Records from a data collection
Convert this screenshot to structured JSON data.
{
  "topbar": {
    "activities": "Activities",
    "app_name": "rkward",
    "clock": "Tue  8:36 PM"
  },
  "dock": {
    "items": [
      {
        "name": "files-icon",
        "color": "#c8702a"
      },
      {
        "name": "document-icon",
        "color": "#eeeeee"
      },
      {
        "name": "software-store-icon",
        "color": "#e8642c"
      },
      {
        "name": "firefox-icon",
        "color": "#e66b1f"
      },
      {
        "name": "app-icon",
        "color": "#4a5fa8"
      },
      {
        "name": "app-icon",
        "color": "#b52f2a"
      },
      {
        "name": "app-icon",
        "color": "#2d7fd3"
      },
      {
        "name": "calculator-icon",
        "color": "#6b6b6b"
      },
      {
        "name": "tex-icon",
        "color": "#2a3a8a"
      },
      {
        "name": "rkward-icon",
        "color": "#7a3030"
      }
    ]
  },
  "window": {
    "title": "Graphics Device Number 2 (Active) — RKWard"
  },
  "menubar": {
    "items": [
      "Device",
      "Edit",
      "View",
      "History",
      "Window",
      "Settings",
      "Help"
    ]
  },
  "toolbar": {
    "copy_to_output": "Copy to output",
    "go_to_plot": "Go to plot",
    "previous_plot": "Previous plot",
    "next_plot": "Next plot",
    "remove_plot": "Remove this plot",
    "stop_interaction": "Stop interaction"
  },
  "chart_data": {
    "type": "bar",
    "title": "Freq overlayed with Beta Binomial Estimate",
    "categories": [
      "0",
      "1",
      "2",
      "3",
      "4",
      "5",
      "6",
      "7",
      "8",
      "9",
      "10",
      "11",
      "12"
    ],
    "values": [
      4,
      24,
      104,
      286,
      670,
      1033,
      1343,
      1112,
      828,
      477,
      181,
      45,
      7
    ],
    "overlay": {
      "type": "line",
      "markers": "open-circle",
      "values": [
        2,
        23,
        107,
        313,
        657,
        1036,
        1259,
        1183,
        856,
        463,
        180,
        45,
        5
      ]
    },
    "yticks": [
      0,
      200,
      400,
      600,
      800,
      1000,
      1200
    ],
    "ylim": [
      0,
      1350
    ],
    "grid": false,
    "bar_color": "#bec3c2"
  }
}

(Exercise objective): Please repeat all the records above exactly as they appear.

(Solution to this task):
Convert this screenshot to structured JSON data.
{
  "topbar": {
    "activities": "Activities",
    "app_name": "rkward",
    "clock": "Tue  8:36 PM"
  },
  "dock": {
    "items": [
      {
        "name": "files-icon",
        "color": "#c8702a"
      },
      {
        "name": "document-icon",
        "color": "#eeeeee"
      },
      {
        "name": "software-store-icon",
        "color": "#e8642c"
      },
      {
        "name": "firefox-icon",
        "color": "#e66b1f"
      },
      {
        "name": "app-icon",
        "color": "#4a5fa8"
      },
      {
        "name": "app-icon",
        "color": "#b52f2a"
      },
      {
        "name": "app-icon",
        "color": "#2d7fd3"
      },
      {
        "name": "calculator-icon",
        "color": "#6b6b6b"
      },
      {
        "name": "tex-icon",
        "color": "#2a3a8a"
      },
      {
        "name": "rkward-icon",
        "color": "#7a3030"
      }
    ]
  },
  "window": {
    "title": "Graphics Device Number 2 (Active) — RKWard"
  },
  "menubar": {
    "items": [
      "Device",
      "Edit",
      "View",
      "History",
      "Window",
      "Settings",
      "Help"
    ]
  },
  "toolbar": {
    "copy_to_output": "Copy to output",
    "go_to_plot": "Go to plot",
    "previous_plot": "Previous plot",
    "next_plot": "Next plot",
    "remove_plot": "Remove this plot",
    "stop_interaction": "Stop interaction"
  },
  "chart_data": {
    "type": "bar",
    "title": "Freq overlayed with Beta Binomial Estimate",
    "categories": [
      "0",
      "1",
      "2",
      "3",
      "4",
      "5",
      "6",
      "7",
      "8",
      "9",
      "10",
      "11",
      "12"
    ],
    "values": [
      4,
      24,
      104,
      286,
      670,
      1033,
      1343,
      1112,
      828,
      477,
      181,
      45,
      7
    ],
    "overlay": {
      "type": "line",
      "markers": "open-circle",
      "values": [
        2,
        23,
        107,
        313,
        657,
        1036,
        1259,
        1183,
        856,
        463,
        180,
        45,
        5
      ]
    },
    "yticks": [
      0,
      200,
      400,
      600,
      800,
      1000,
      1200
    ],
    "ylim": [
      0,
      1350
    ],
    "grid": false,
    "bar_color": "#bec3c2"
  }
}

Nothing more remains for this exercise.